Written problem: Please write out the passage on training a descriptor model for robot control word for word, from "Thus, the training" to "recorded camera image.".

Reading passage:
==================================================
In other words, the “backward direction” of the cycle (i.e., the transition from the second image to the first image) is carried out analogously to the transition of the “forward direction” of the cycle (i.e., the transition from the first image to the second image) via probabilities, so that no hard selection is carried out in the correspondence ascertainment and thus differentiability is ensured, which enables the use of gradient descent methods for training.
Exemplary embodiment 3 is the method according to exemplary embodiment 1 or 2, wherein the total loss for each training image pair for which the loss is ascertained for each of a plurality of key points includes the losses ascertained for the key points as a weighted sum, wherein each ascertained loss is weighted less the greater a measure of the variance of the estimate of the position of the point in the first training image or in the transformed version of the first training image to which the machine learning model would assign the estimated descriptor and/or the estimate of the position of the point in the second training image to which the machine learning model would assign the estimated descriptor is when ascertaining the loss for the relevant key point.
As a result, it avoids a key point that is not present (i.e., shown) in the second training image leading to a loss that degrades the training.
Exemplary embodiment 4 is the method according to exemplary embodiment 3, wherein the ascertained loss in the total loss is weighted with zero if the measure of variance is above a threshold value.
Thus, the training from particularly unreliable correspondence ascertainments is protected. For example, the threshold value is ascertained in such a way that ascertained losses that belong to a certain quantile (e.g., 15% quantile) with regard to their value for the measure of variance are not taken into account in the total loss.
Exemplary embodiment 5 is the method according to one of exemplary embodiments 1 to 4, wherein the transformed version of the first training image is generated by an augmentation of the first training image or wherein the forming of at least some of the training image pairs comprises that the first training image is generated by augmenting a relevant recorded camera image and wherein the transformed version of the first training image is generated by another augmentation of the relevant recorded camera image.
Thus, it can be avoided (using the transformed version for the “backward direction”) that the machine learning model learns “shortcuts” (without correspondence to the second training image).
Exemplary embodiment 6 is the method according to one of exemplary embodiments 1 to 5, wherein the machine learning model is a neural network.
According to various embodiments, for example, a dense object net is trained. With these, good results can be achieved for generating descriptor images.
Exemplary embodiment 7 is a method for controlling a robot to record or process an object, comprising training a machine learning model according to one of exemplary embodiments 1 to 6, recording a camera image that shows the object in a current control scenario, feeding the camera image to the machine learning model for generating a descriptor image, ascertaining the position of a location for recording or processing the object in the current control scenario from the descriptor image; and controlling the robot according to the ascertained position.
Exemplary embodiment 8 is the method according to exemplary embodiment 7, comprising identifying a reference location in a reference image, ascertaining a descriptor of the identified reference location by feeding the reference image to the machine learning model, ascertaining the position of the reference location in the current control scenario by searching for the ascertained descriptor in the descriptor image generated from the camera image, and ascertaining the position of the location for recording or processing the object in the current control scenario from the ascertained position of the reference location.
Exemplary embodiment 9 is a control device that is configured to carry out a method according to one of exemplary embodiments 1 to 8.
==================================================
(Data extracted from a collection)
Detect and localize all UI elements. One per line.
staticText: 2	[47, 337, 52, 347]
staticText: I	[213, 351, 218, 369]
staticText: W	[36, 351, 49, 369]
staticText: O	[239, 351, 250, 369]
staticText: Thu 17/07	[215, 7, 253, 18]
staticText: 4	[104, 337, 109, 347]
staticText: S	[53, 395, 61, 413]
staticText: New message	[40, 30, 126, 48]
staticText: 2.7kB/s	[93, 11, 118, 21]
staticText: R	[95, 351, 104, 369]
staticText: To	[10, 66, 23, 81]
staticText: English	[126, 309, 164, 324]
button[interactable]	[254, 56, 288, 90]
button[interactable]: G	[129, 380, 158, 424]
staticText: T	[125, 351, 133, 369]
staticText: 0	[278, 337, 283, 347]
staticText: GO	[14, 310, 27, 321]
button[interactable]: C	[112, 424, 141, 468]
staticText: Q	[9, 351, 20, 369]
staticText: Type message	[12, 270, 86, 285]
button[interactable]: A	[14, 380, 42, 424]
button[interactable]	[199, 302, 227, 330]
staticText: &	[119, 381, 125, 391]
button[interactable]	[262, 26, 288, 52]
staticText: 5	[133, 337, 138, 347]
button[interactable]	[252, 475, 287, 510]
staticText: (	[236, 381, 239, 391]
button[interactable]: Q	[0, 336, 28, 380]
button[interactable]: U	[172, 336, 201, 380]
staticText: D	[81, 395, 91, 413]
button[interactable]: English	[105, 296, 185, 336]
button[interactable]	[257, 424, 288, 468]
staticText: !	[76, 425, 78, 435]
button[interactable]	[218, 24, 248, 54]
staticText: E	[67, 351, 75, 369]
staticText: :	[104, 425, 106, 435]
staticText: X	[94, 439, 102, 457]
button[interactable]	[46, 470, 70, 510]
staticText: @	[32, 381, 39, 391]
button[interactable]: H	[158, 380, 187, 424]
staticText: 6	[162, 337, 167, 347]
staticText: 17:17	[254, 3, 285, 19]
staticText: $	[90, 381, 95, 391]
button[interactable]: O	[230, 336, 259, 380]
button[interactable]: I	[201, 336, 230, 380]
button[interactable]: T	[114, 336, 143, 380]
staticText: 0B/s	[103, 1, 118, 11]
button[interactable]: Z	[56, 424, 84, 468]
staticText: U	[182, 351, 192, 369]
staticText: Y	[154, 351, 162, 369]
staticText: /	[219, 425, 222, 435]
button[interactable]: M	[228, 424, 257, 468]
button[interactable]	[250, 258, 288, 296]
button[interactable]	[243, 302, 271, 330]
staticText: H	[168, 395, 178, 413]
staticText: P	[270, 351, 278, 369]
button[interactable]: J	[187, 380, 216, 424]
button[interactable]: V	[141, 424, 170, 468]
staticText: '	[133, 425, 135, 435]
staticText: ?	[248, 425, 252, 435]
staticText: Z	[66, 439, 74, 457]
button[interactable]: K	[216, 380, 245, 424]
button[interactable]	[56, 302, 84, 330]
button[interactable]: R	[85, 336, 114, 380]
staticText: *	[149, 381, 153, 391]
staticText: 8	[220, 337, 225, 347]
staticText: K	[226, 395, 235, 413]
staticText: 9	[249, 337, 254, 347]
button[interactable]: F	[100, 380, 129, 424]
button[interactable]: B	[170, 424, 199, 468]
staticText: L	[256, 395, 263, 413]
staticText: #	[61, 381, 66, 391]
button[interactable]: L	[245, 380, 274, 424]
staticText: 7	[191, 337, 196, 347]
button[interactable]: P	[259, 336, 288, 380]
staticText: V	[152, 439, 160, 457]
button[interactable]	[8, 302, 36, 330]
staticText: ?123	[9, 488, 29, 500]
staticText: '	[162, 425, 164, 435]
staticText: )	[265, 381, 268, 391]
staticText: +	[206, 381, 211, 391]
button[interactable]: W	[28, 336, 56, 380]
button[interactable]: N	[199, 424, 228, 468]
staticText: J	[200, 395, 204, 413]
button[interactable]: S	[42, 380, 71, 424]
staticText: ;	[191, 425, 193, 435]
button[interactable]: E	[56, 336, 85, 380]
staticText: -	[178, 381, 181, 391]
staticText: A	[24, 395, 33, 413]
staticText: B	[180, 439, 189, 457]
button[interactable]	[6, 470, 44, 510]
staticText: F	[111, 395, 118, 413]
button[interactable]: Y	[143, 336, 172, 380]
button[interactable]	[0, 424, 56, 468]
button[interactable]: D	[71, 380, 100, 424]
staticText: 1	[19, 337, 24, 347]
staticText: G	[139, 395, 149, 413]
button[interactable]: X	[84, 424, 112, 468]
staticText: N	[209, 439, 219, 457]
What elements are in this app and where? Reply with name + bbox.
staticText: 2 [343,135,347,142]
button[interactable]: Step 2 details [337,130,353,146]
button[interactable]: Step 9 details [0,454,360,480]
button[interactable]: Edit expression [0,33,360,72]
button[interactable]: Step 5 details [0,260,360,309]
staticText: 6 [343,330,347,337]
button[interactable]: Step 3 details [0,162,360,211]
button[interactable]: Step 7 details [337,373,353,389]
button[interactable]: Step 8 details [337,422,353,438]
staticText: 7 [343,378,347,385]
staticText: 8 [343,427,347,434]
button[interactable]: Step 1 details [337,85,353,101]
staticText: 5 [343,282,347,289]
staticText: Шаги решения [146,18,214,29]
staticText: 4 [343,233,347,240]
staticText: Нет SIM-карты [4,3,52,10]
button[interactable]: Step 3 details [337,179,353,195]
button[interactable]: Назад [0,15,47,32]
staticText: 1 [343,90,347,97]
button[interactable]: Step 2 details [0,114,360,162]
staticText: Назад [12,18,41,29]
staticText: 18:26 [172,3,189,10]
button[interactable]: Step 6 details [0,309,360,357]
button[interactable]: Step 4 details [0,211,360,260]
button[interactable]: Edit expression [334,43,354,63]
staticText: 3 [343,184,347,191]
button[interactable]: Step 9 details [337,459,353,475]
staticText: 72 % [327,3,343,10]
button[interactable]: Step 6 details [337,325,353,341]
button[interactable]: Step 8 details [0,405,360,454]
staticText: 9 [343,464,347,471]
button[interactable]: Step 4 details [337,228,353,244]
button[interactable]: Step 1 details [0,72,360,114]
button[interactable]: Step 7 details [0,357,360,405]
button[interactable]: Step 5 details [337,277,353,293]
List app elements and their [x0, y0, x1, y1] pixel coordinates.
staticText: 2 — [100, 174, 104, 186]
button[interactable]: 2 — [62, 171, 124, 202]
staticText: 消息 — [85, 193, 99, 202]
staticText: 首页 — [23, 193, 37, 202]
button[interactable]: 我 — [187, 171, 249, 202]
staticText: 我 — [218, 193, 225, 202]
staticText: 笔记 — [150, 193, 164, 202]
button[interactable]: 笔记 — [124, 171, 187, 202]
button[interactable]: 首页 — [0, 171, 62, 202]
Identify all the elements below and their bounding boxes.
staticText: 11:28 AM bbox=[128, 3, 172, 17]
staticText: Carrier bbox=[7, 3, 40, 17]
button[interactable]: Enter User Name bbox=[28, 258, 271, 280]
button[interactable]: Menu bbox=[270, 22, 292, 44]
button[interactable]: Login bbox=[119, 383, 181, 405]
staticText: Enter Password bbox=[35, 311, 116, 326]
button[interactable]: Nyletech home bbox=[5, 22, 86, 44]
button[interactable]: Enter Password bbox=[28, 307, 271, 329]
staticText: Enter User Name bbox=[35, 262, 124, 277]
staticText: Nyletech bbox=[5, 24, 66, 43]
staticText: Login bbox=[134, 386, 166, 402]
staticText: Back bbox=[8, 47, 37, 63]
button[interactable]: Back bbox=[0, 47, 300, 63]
==================================================
Answer for this exercise:
Thus, the training from particularly unreliable correspondence ascertainments is protected. For example, the threshold value is ascertained in such a way that ascertained losses that belong to a certain quantile (e.g., 15% quantile) with regard to their value for the measure of variance are not taken into account in the total loss.
Exemplary embodiment 5 is the method according to one of exemplary embodiments 1 to 4, wherein the transformed version of the first training image is generated by an augmentation of the first training image or wherein the forming of at least some of the training image pairs comprises that the first training image is generated by augmenting a relevant recorded camera image and wherein the transformed version of the first training image is generated by another augmentation of the relevant recorded camera image.